**Aim of the exercise**
Reproduce the listing below exactly, minus its pictures.

:: Records for this exercise ::

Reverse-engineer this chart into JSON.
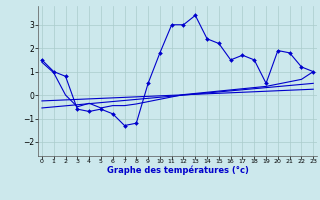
{
  "xlabel": "Graphe des températures (°c)",
  "background_color": "#cce8ec",
  "grid_color": "#aacccc",
  "line_color": "#0000cc",
  "x_ticks": [
    0,
    1,
    2,
    3,
    4,
    5,
    6,
    7,
    8,
    9,
    10,
    11,
    12,
    13,
    14,
    15,
    16,
    17,
    18,
    19,
    20,
    21,
    22,
    23
  ],
  "ylim": [
    -2.6,
    3.8
  ],
  "xlim": [
    -0.3,
    23.3
  ],
  "yticks": [
    -2,
    -1,
    0,
    1,
    2,
    3
  ],
  "series1_x": [
    0,
    1,
    2,
    3,
    4,
    5,
    6,
    7,
    8,
    9,
    10,
    11,
    12,
    13,
    14,
    15,
    16,
    17,
    18,
    19,
    20,
    21,
    22,
    23
  ],
  "series1_y": [
    1.5,
    1.0,
    0.8,
    -0.6,
    -0.7,
    -0.6,
    -0.8,
    -1.3,
    -1.2,
    0.5,
    1.8,
    3.0,
    3.0,
    3.4,
    2.4,
    2.2,
    1.5,
    1.7,
    1.5,
    0.5,
    1.9,
    1.8,
    1.2,
    1.0
  ],
  "series2_x": [
    0,
    1,
    2,
    3,
    4,
    5,
    6,
    7,
    8,
    9,
    10,
    11,
    12,
    13,
    14,
    15,
    16,
    17,
    18,
    19,
    20,
    21,
    22,
    23
  ],
  "series2_y": [
    1.4,
    0.95,
    0.0,
    -0.5,
    -0.35,
    -0.55,
    -0.45,
    -0.45,
    -0.38,
    -0.28,
    -0.18,
    -0.08,
    0.02,
    0.07,
    0.12,
    0.17,
    0.22,
    0.27,
    0.32,
    0.37,
    0.47,
    0.57,
    0.67,
    1.0
  ],
  "series3_x": [
    0,
    23
  ],
  "series3_y": [
    -0.55,
    0.5
  ],
  "series4_x": [
    0,
    23
  ],
  "series4_y": [
    -0.25,
    0.25
  ]
}
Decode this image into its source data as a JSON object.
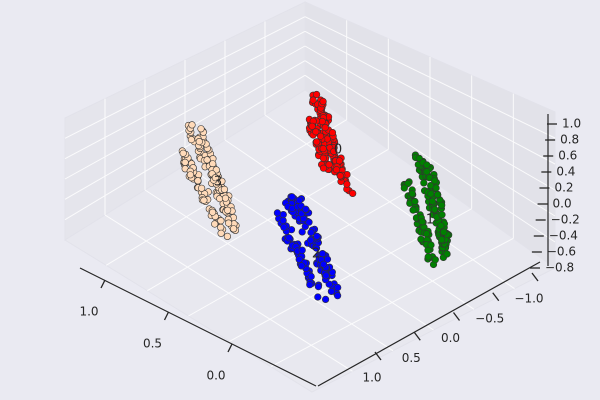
{
  "chart_data": {
    "type": "scatter",
    "projection": "3d",
    "grid": true,
    "axes": {
      "x": {
        "ticks": [
          "1.0",
          "0.5",
          "0.0"
        ]
      },
      "y": {
        "ticks": [
          "1.0",
          "0.5",
          "0.0",
          "−0.5",
          "−1.0"
        ]
      },
      "z": {
        "ticks": [
          "1.0",
          "0.8",
          "0.6",
          "0.4",
          "0.2",
          "0.0",
          "−0.2",
          "−0.4",
          "−0.6",
          "−0.8"
        ]
      }
    },
    "clusters": [
      {
        "label": "0",
        "color": "#ff0000"
      },
      {
        "label": "1",
        "color": "#008000"
      },
      {
        "label": "2",
        "color": "#0000ff"
      },
      {
        "label": "3",
        "color": "#ffdab9"
      }
    ]
  }
}
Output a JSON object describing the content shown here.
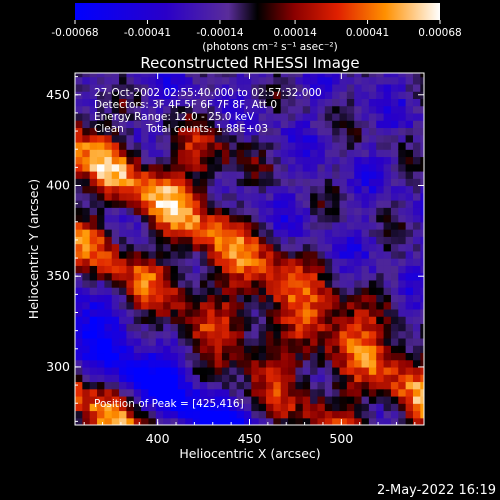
{
  "colorbar": {
    "ticks": [
      "-0.00068",
      "-0.00041",
      "-0.00014",
      "0.00014",
      "0.00041",
      "0.00068"
    ],
    "units_label": "(photons cm⁻² s⁻¹ asec⁻²)",
    "range": [
      -0.00068,
      0.00068
    ]
  },
  "chart_data": {
    "type": "heatmap",
    "title": "Reconstructed RHESSI Image",
    "xlabel": "Heliocentric X (arcsec)",
    "ylabel": "Heliocentric Y (arcsec)",
    "xlim": [
      355,
      545
    ],
    "ylim": [
      268,
      462
    ],
    "x_ticks": [
      "400",
      "450",
      "500"
    ],
    "y_ticks": [
      "300",
      "350",
      "400",
      "450"
    ],
    "annotations": {
      "time_range": "27-Oct-2002 02:55:40.000 to 02:57:32.000",
      "detectors": "Detectors: 3F 4F 5F 6F 7F 8F, Att 0",
      "energy": "Energy Range: 12.0 - 25.0 keV",
      "clean": "Clean",
      "total_counts": "Total counts: 1.88E+03",
      "peak": "Position of Peak = [425,416]"
    },
    "peak": {
      "x": 425,
      "y": 416
    },
    "bands": [
      {
        "intercept": 680,
        "slope": -0.72,
        "width": 14,
        "amp": 0.95
      },
      {
        "intercept": 626,
        "slope": -0.72,
        "width": 12,
        "amp": 0.75
      },
      {
        "intercept": 582,
        "slope": -0.72,
        "width": 12,
        "amp": -0.7
      },
      {
        "intercept": 542,
        "slope": -0.72,
        "width": 13,
        "amp": 0.8
      },
      {
        "intercept": 505,
        "slope": -0.72,
        "width": 10,
        "amp": -0.55
      },
      {
        "intercept": 470,
        "slope": -0.72,
        "width": 11,
        "amp": 0.55
      },
      {
        "intercept": 446,
        "slope": -0.72,
        "width": 10,
        "amp": 0.75
      },
      {
        "intercept": 405,
        "slope": -0.72,
        "width": 12,
        "amp": -0.25
      },
      {
        "intercept": 372,
        "slope": -0.72,
        "width": 13,
        "amp": 0.95
      }
    ]
  },
  "footer": {
    "timestamp": "2-May-2022 16:19"
  }
}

:::

**Solution**
Reverse-engineer this chart into JSON.
{
  "xlabel": "Graphe des températures (°c)",
  "background_color": "#cce8ec",
  "grid_color": "#aacccc",
  "line_color": "#0000cc",
  "x_ticks": [
    0,
    1,
    2,
    3,
    4,
    5,
    6,
    7,
    8,
    9,
    10,
    11,
    12,
    13,
    14,
    15,
    16,
    17,
    18,
    19,
    20,
    21,
    22,
    23
  ],
  "ylim": [
    -2.6,
    3.8
  ],
  "xlim": [
    -0.3,
    23.3
  ],
  "yticks": [
    -2,
    -1,
    0,
    1,
    2,
    3
  ],
  "series1_x": [
    0,
    1,
    2,
    3,
    4,
    5,
    6,
    7,
    8,
    9,
    10,
    11,
    12,
    13,
    14,
    15,
    16,
    17,
    18,
    19,
    20,
    21,
    22,
    23
  ],
  "series1_y": [
    1.5,
    1.0,
    0.8,
    -0.6,
    -0.7,
    -0.6,
    -0.8,
    -1.3,
    -1.2,
    0.5,
    1.8,
    3.0,
    3.0,
    3.4,
    2.4,
    2.2,
    1.5,
    1.7,
    1.5,
    0.5,
    1.9,
    1.8,
    1.2,
    1.0
  ],
  "series2_x": [
    0,
    1,
    2,
    3,
    4,
    5,
    6,
    7,
    8,
    9,
    10,
    11,
    12,
    13,
    14,
    15,
    16,
    17,
    18,
    19,
    20,
    21,
    22,
    23
  ],
  "series2_y": [
    1.4,
    0.95,
    0.0,
    -0.5,
    -0.35,
    -0.55,
    -0.45,
    -0.45,
    -0.38,
    -0.28,
    -0.18,
    -0.08,
    0.02,
    0.07,
    0.12,
    0.17,
    0.22,
    0.27,
    0.32,
    0.37,
    0.47,
    0.57,
    0.67,
    1.0
  ],
  "series3_x": [
    0,
    23
  ],
  "series3_y": [
    -0.55,
    0.5
  ],
  "series4_x": [
    0,
    23
  ],
  "series4_y": [
    -0.25,
    0.25
  ]
}
Decode this image into its source data as a JSON object.
{
  "chart_data": {
    "type": "scatter",
    "projection": "3d",
    "grid": true,
    "axes": {
      "x": {
        "ticks": [
          "1.0",
          "0.5",
          "0.0"
        ]
      },
      "y": {
        "ticks": [
          "1.0",
          "0.5",
          "0.0",
          "−0.5",
          "−1.0"
        ]
      },
      "z": {
        "ticks": [
          "1.0",
          "0.8",
          "0.6",
          "0.4",
          "0.2",
          "0.0",
          "−0.2",
          "−0.4",
          "−0.6",
          "−0.8"
        ]
      }
    },
    "clusters": [
      {
        "label": "0",
        "color": "#ff0000"
      },
      {
        "label": "1",
        "color": "#008000"
      },
      {
        "label": "2",
        "color": "#0000ff"
      },
      {
        "label": "3",
        "color": "#ffdab9"
      }
    ]
  }
}
Output a JSON object describing the content shown here.
{
  "colorbar": {
    "ticks": [
      "-0.00068",
      "-0.00041",
      "-0.00014",
      "0.00014",
      "0.00041",
      "0.00068"
    ],
    "units_label": "(photons cm⁻² s⁻¹ asec⁻²)",
    "range": [
      -0.00068,
      0.00068
    ]
  },
  "chart_data": {
    "type": "heatmap",
    "title": "Reconstructed RHESSI Image",
    "xlabel": "Heliocentric X (arcsec)",
    "ylabel": "Heliocentric Y (arcsec)",
    "xlim": [
      355,
      545
    ],
    "ylim": [
      268,
      462
    ],
    "x_ticks": [
      "400",
      "450",
      "500"
    ],
    "y_ticks": [
      "300",
      "350",
      "400",
      "450"
    ],
    "annotations": {
      "time_range": "27-Oct-2002 02:55:40.000 to 02:57:32.000",
      "detectors": "Detectors: 3F 4F 5F 6F 7F 8F, Att 0",
      "energy": "Energy Range: 12.0 - 25.0 keV",
      "clean": "Clean",
      "total_counts": "Total counts: 1.88E+03",
      "peak": "Position of Peak = [425,416]"
    },
    "peak": {
      "x": 425,
      "y": 416
    },
    "bands": [
      {
        "intercept": 680,
        "slope": -0.72,
        "width": 14,
        "amp": 0.95
      },
      {
        "intercept": 626,
        "slope": -0.72,
        "width": 12,
        "amp": 0.75
      },
      {
        "intercept": 582,
        "slope": -0.72,
        "width": 12,
        "amp": -0.7
      },
      {
        "intercept": 542,
        "slope": -0.72,
        "width": 13,
        "amp": 0.8
      },
      {
        "intercept": 505,
        "slope": -0.72,
        "width": 10,
        "amp": -0.55
      },
      {
        "intercept": 470,
        "slope": -0.72,
        "width": 11,
        "amp": 0.55
      },
      {
        "intercept": 446,
        "slope": -0.72,
        "width": 10,
        "amp": 0.75
      },
      {
        "intercept": 405,
        "slope": -0.72,
        "width": 12,
        "amp": -0.25
      },
      {
        "intercept": 372,
        "slope": -0.72,
        "width": 13,
        "amp": 0.95
      }
    ]
  },
  "footer": {
    "timestamp": "2-May-2022 16:19"
  }
}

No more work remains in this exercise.